— BEGIN —

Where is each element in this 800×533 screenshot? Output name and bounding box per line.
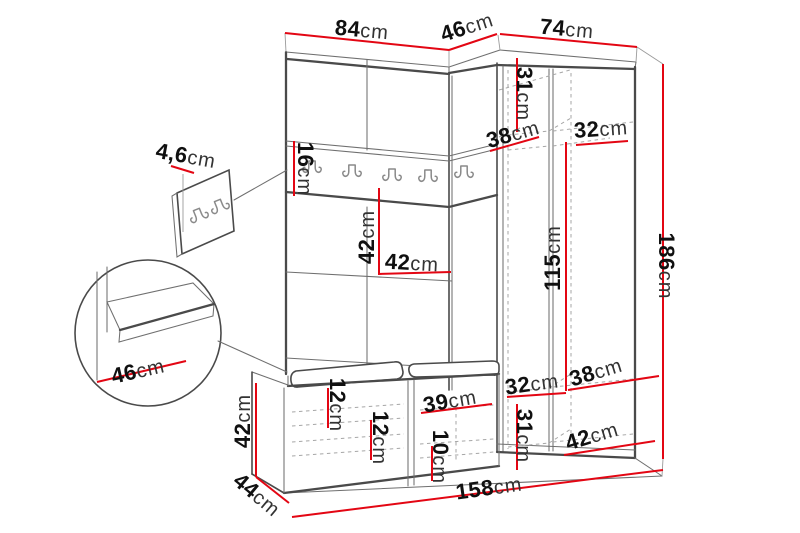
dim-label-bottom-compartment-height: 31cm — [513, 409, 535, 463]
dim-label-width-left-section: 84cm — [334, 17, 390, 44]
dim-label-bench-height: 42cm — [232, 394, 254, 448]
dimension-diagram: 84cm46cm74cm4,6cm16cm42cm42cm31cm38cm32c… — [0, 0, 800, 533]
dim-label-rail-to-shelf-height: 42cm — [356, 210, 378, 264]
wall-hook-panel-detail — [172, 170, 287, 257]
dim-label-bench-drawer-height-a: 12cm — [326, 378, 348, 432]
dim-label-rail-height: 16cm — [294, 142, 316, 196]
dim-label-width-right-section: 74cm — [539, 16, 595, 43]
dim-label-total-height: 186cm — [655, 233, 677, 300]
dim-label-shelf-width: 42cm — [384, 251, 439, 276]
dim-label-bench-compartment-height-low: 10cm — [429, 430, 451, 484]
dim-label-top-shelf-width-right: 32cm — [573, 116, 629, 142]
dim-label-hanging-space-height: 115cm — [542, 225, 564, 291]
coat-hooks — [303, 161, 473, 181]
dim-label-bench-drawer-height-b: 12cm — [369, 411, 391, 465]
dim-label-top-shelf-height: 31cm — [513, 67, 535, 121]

— END —
— BEGIN —

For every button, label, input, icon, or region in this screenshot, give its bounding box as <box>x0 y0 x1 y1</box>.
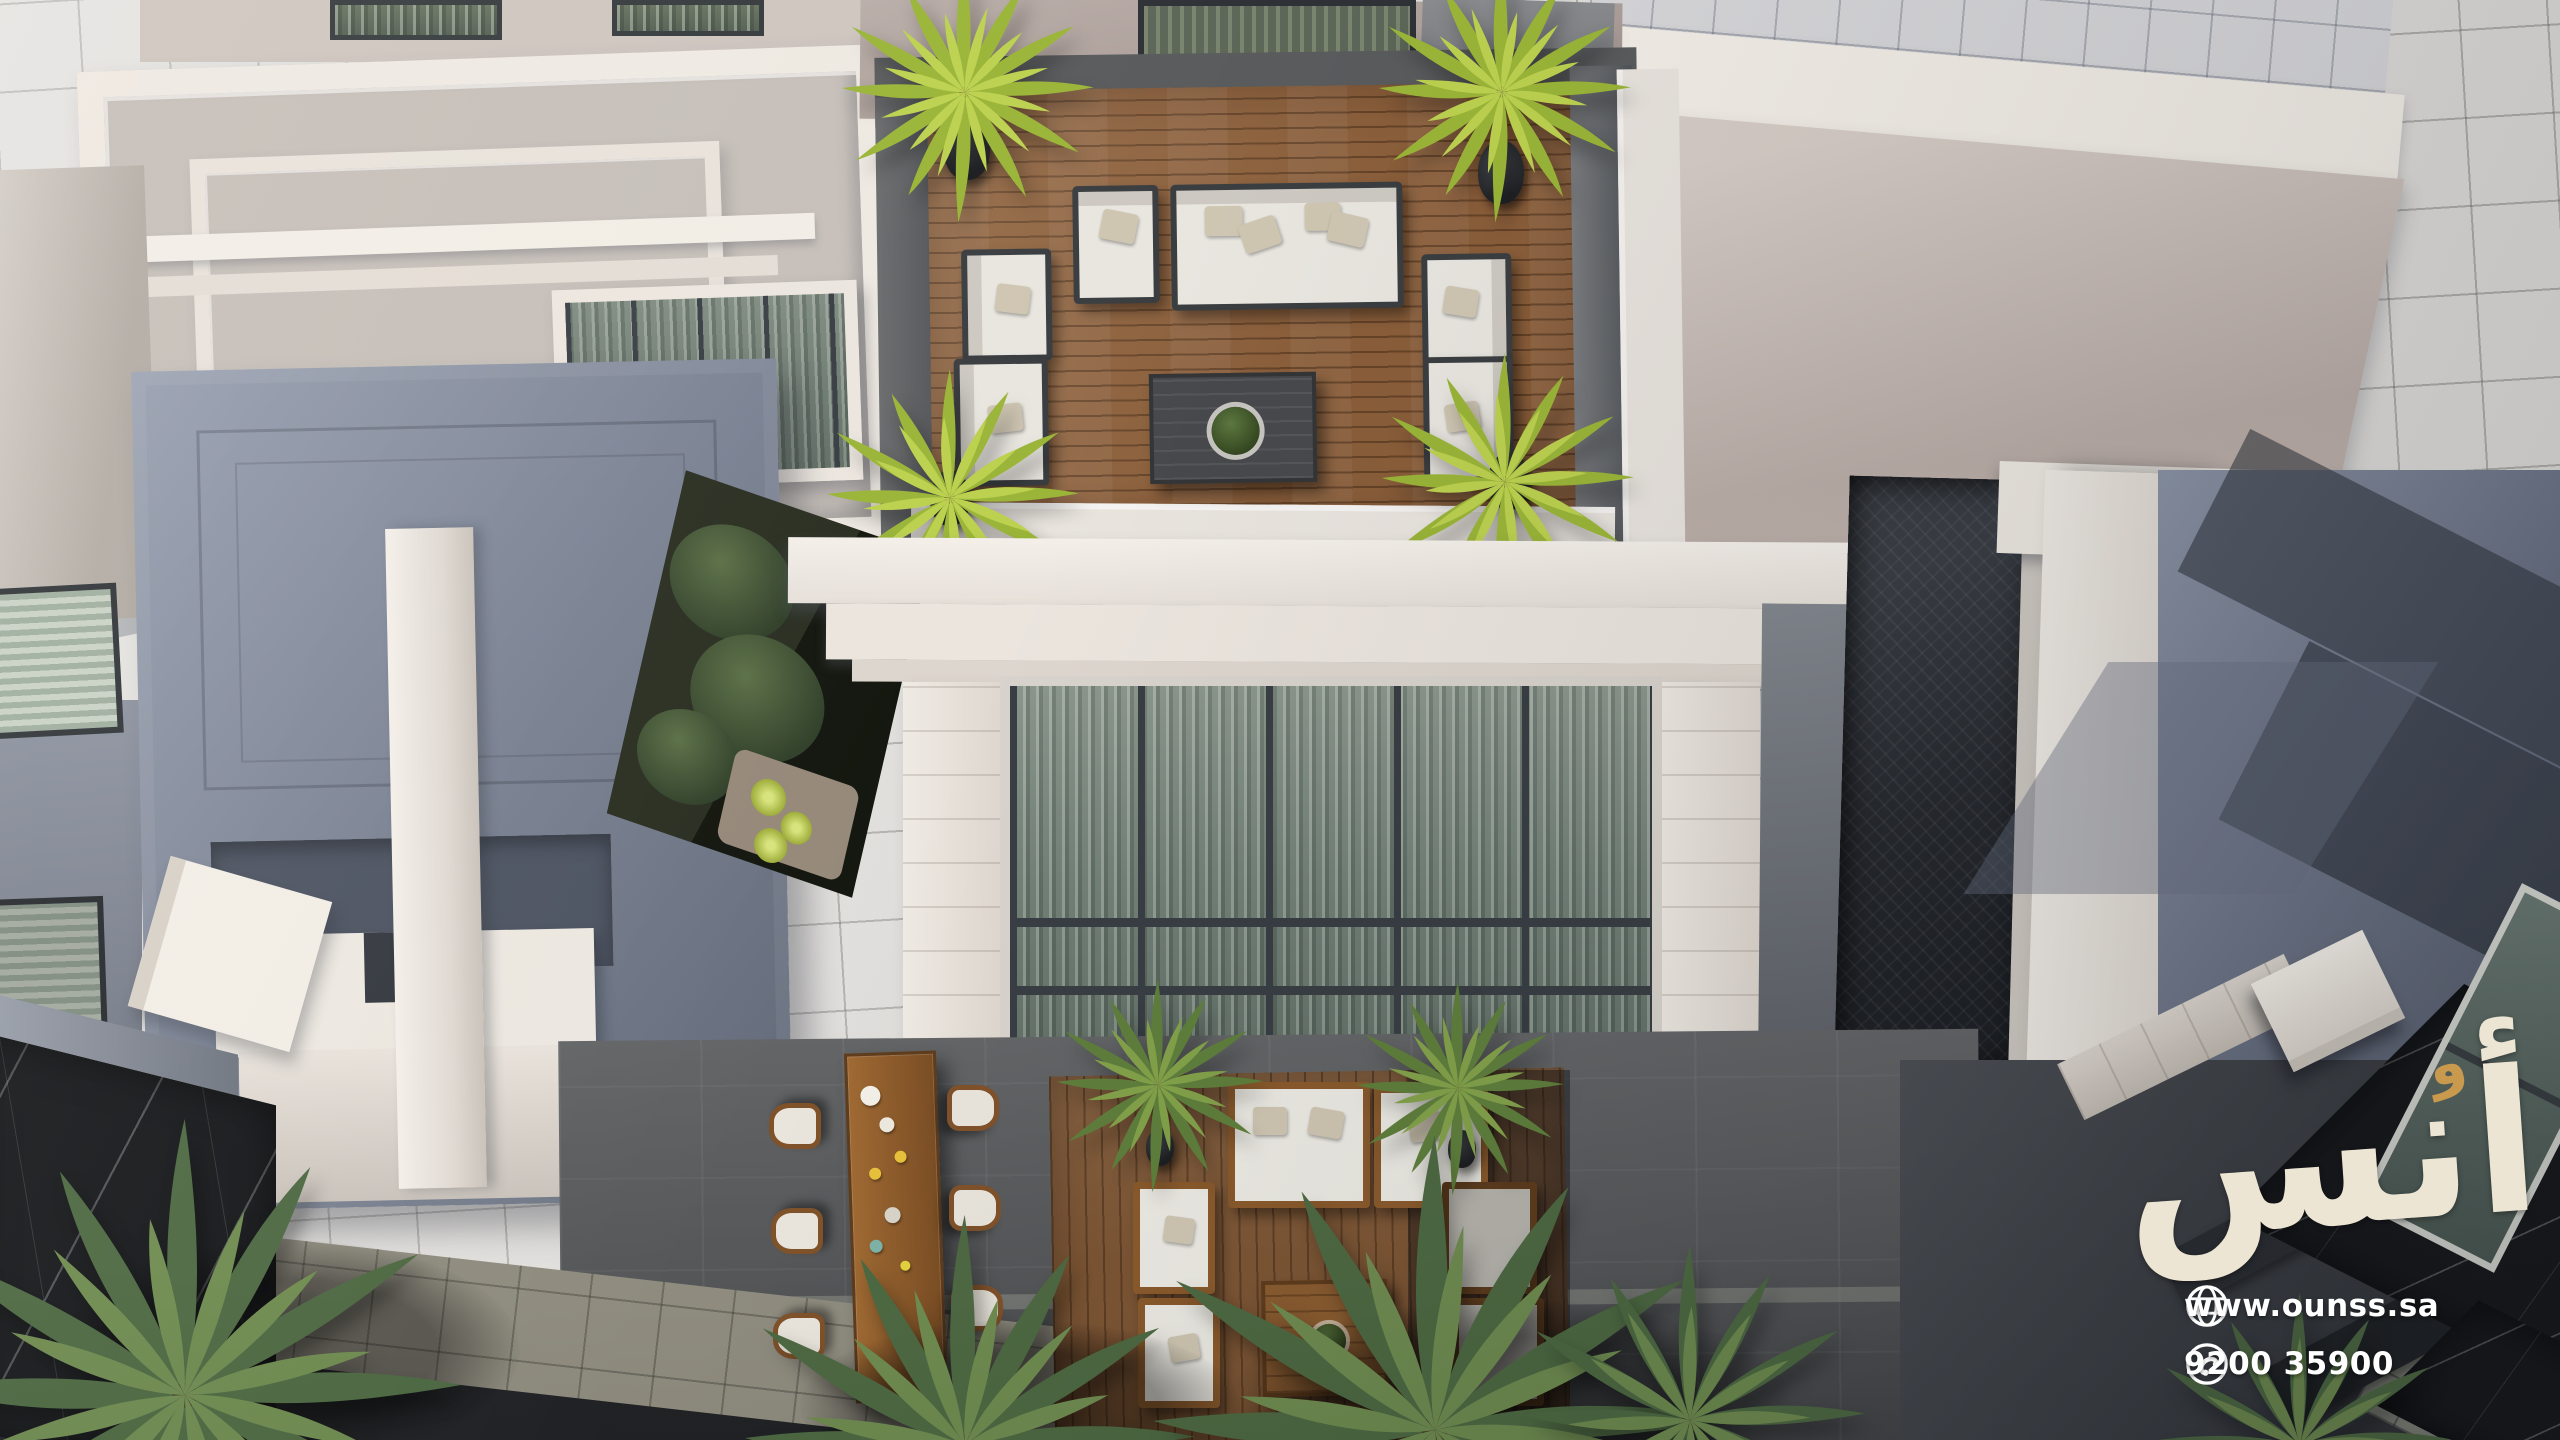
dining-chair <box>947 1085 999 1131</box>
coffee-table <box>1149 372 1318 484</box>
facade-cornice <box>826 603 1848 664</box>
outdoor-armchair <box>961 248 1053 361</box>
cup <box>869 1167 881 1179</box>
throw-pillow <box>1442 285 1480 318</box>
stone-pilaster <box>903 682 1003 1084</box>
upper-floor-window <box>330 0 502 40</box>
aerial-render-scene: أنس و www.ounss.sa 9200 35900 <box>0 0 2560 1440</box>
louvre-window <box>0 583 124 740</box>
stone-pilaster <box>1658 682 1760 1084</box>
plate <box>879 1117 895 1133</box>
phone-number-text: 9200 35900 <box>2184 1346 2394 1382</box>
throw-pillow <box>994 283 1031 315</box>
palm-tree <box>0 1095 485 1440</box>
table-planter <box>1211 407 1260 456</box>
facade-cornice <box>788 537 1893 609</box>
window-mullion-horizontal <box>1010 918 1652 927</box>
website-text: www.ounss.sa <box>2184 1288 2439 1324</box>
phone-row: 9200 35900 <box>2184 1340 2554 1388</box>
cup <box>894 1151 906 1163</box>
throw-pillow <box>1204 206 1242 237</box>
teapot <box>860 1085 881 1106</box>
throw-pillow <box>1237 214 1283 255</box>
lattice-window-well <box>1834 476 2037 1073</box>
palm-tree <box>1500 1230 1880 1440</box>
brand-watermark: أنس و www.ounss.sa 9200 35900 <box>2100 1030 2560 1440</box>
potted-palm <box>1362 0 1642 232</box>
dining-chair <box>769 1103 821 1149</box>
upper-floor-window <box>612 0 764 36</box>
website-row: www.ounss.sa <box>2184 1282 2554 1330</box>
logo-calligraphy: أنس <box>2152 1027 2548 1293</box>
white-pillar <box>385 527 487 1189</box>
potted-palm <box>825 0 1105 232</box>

— END —

(EXERCISE OBJECTIVE):
Reproduce the listing above starting at the line that contains "dim-label-bottom-compartment-height: 31cm —" and stopping after the line that contains "dim-label-bench-compartment-height-low: 10cm —".

(WRITTEN SOLUTION):
dim-label-bottom-compartment-height: 31cm — [513, 409, 535, 463]
dim-label-width-left-section: 84cm — [334, 17, 390, 44]
dim-label-bench-height: 42cm — [232, 394, 254, 448]
dimension-diagram: 84cm46cm74cm4,6cm16cm42cm42cm31cm38cm32c… — [0, 0, 800, 533]
dim-label-rail-to-shelf-height: 42cm — [356, 210, 378, 264]
wall-hook-panel-detail — [172, 170, 287, 257]
dim-label-bench-drawer-height-a: 12cm — [326, 378, 348, 432]
dim-label-rail-height: 16cm — [294, 142, 316, 196]
dim-label-width-right-section: 74cm — [539, 16, 595, 43]
dim-label-total-height: 186cm — [655, 233, 677, 300]
dim-label-shelf-width: 42cm — [384, 251, 439, 276]
dim-label-bench-compartment-height-low: 10cm — [429, 430, 451, 484]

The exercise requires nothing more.